## Extracted records
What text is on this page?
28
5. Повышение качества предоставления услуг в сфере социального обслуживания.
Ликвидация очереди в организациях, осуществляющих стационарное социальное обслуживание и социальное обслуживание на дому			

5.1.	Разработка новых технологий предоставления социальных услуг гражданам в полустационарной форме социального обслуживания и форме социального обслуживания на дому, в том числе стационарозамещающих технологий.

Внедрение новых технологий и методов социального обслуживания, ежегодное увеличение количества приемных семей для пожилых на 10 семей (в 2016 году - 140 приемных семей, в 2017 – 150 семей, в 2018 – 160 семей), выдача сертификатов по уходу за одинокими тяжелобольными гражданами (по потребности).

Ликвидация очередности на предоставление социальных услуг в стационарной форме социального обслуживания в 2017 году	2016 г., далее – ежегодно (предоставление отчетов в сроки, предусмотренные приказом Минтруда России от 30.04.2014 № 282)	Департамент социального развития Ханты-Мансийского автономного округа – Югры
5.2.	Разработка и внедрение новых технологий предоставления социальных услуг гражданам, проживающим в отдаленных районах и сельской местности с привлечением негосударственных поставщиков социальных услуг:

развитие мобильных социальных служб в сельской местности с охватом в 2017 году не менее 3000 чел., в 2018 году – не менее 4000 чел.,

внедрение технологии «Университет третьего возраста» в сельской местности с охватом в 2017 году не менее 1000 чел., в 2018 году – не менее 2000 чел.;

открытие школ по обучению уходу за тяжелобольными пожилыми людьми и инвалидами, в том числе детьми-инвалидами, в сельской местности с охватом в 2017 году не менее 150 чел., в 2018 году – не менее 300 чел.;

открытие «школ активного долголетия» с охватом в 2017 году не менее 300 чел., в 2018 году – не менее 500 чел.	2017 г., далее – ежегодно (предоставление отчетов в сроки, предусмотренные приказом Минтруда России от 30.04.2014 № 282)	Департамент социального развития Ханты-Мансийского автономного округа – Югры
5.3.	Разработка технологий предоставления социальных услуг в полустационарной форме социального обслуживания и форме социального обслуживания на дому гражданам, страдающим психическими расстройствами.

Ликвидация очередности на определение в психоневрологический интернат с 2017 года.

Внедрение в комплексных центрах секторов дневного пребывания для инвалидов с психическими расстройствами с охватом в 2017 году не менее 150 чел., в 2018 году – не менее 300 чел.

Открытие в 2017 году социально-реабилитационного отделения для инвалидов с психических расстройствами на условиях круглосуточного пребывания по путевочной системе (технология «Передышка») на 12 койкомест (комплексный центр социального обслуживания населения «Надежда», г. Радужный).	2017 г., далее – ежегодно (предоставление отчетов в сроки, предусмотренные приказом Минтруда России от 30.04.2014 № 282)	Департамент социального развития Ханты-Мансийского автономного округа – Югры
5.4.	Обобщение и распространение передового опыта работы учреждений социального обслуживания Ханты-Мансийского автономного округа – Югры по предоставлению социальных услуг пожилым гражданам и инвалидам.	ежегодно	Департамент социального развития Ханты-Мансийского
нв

## Goal of the exercise
Copy out each line of the records where the string "психическими" appears.

## Solution to the problem
5.3.	Разработка технологий предоставления социальных услуг в полустационарной форме социального обслуживания и форме социального обслуживания на дому гражданам, страдающим психическими расстройствами.
Внедрение в комплексных центрах секторов дневного пребывания для инвалидов с психическими расстройствами с охватом в 2017 году не менее 150 чел., в 2018 году – не менее 300 чел.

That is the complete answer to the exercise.